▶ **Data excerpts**
-.-.-

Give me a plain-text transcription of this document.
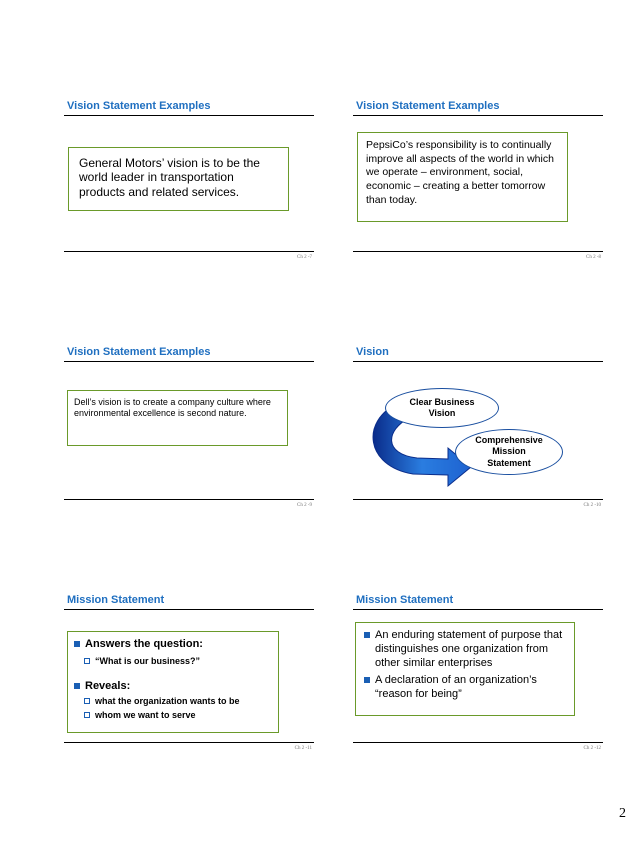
Vision Statement Examples

General Motors’ vision is to be the world leader in transportation products and related services.

Ch 2 -7
Vision Statement Examples

PepsiCo’s responsibility is to continually improve all aspects of the world in which we operate – environment, social, economic – creating a better tomorrow than today.

Ch 2 -8
Vision Statement Examples

Dell’s vision is to create a company culture where environmental excellence is second nature.

Ch 2 -9
Vision
Clear Business Vision
Comprehensive Mission Statement
Ch 2 -10
Mission Statement
Answers the question:
“What is our business?”
Reveals:
what the organization wants to be
whom we want to serve
Ch 2 -11
Mission Statement
An enduring statement of purpose that distinguishes one organization from other similar enterprises
A declaration of an organization’s “reason for being”
Ch 2 -12
2
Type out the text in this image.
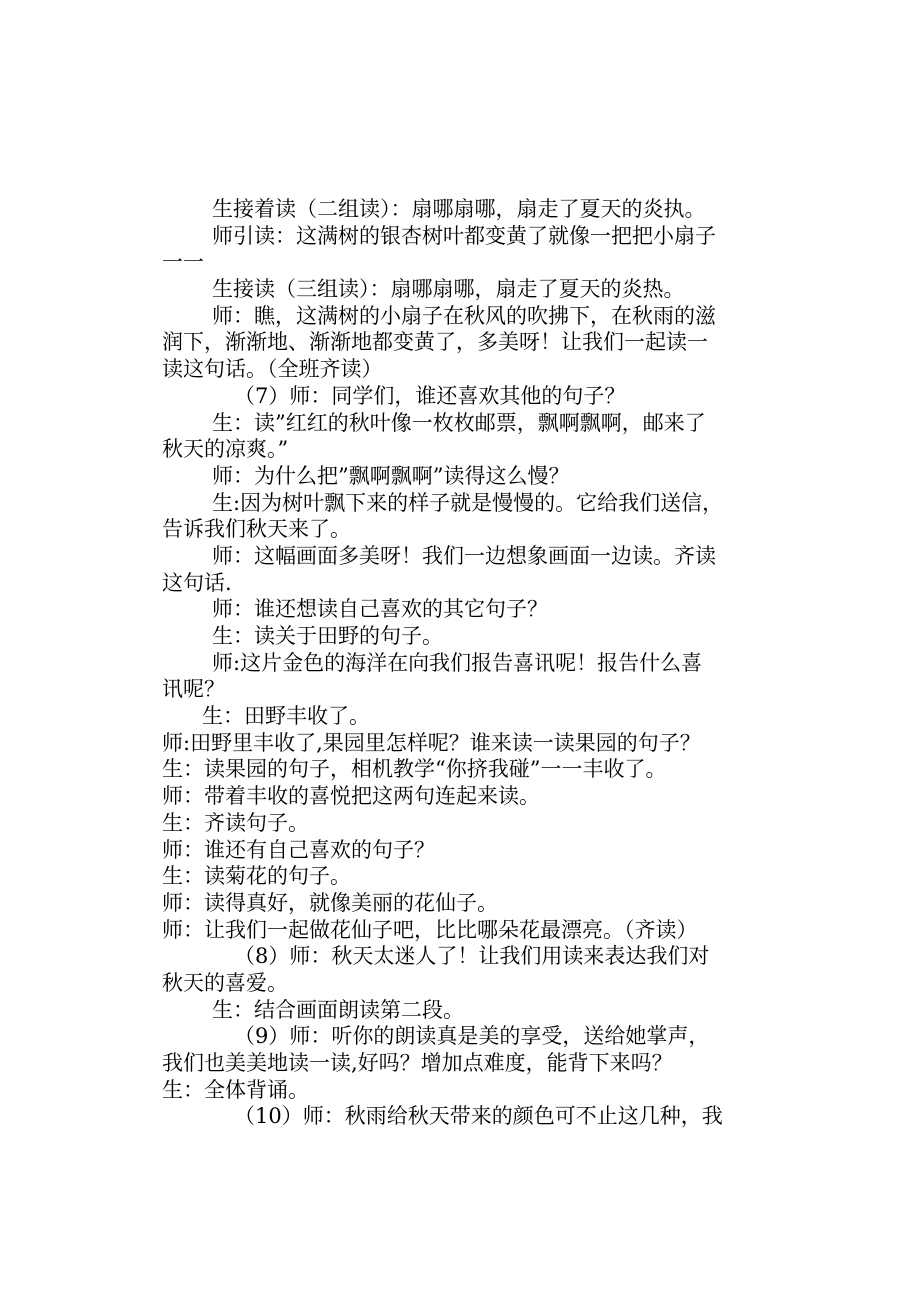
生接着读（二组读）：扇哪扇哪，扇走了夏天的炎执。
师引读：这满树的银杏树叶都变黄了就像一把把小扇子
一一
生接读（三组读）：扇哪扇哪，扇走了夏天的炎热。
师：瞧，这满树的小扇子在秋风的吹拂下，在秋雨的滋
润下，渐渐地、渐渐地都变黄了，多美呀！让我们一起读一
读这句话。（全班齐读）
（7）师：同学们，谁还喜欢其他的句子？
生：读”红红的秋叶像一枚枚邮票，飘啊飘啊，邮来了
秋天的凉爽。”
师：为什么把”飘啊飘啊”读得这么慢？
生:因为树叶飘下来的样子就是慢慢的。它给我们送信，
告诉我们秋天来了。
师：这幅画面多美呀！我们一边想象画面一边读。齐读
这句话.
师：谁还想读自己喜欢的其它句子？
生：读关于田野的句子。
师:这片金色的海洋在向我们报告喜讯呢！报告什么喜
讯呢？
生：田野丰收了。
师:田野里丰收了,果园里怎样呢？谁来读一读果园的句子？
生：读果园的句子，相机教学“你挤我碰”一一丰收了。
师：带着丰收的喜悦把这两句连起来读。
生：齐读句子。
师：谁还有自己喜欢的句子？
生：读菊花的句子。
师：读得真好，就像美丽的花仙子。
师：让我们一起做花仙子吧，比比哪朵花最漂亮。（齐读）
（8）师：秋天太迷人了！让我们用读来表达我们对
秋天的喜爱。
生：结合画面朗读第二段。
（9）师：听你的朗读真是美的享受，送给她掌声，
我们也美美地读一读,好吗？增加点难度，能背下来吗？
生：全体背诵。
（10）师：秋雨给秋天带来的颜色可不止这几种，我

-.-.-

▶ **What the exercise asks**
Which lines hold the string "world"? List them all.

▶ **Written answer**
General Motors’ vision is to be the world leader in transportation products and related services.
PepsiCo’s responsibility is to continually improve all aspects of the world in which we operate – environment, social, economic – creating a better tomorrow than today.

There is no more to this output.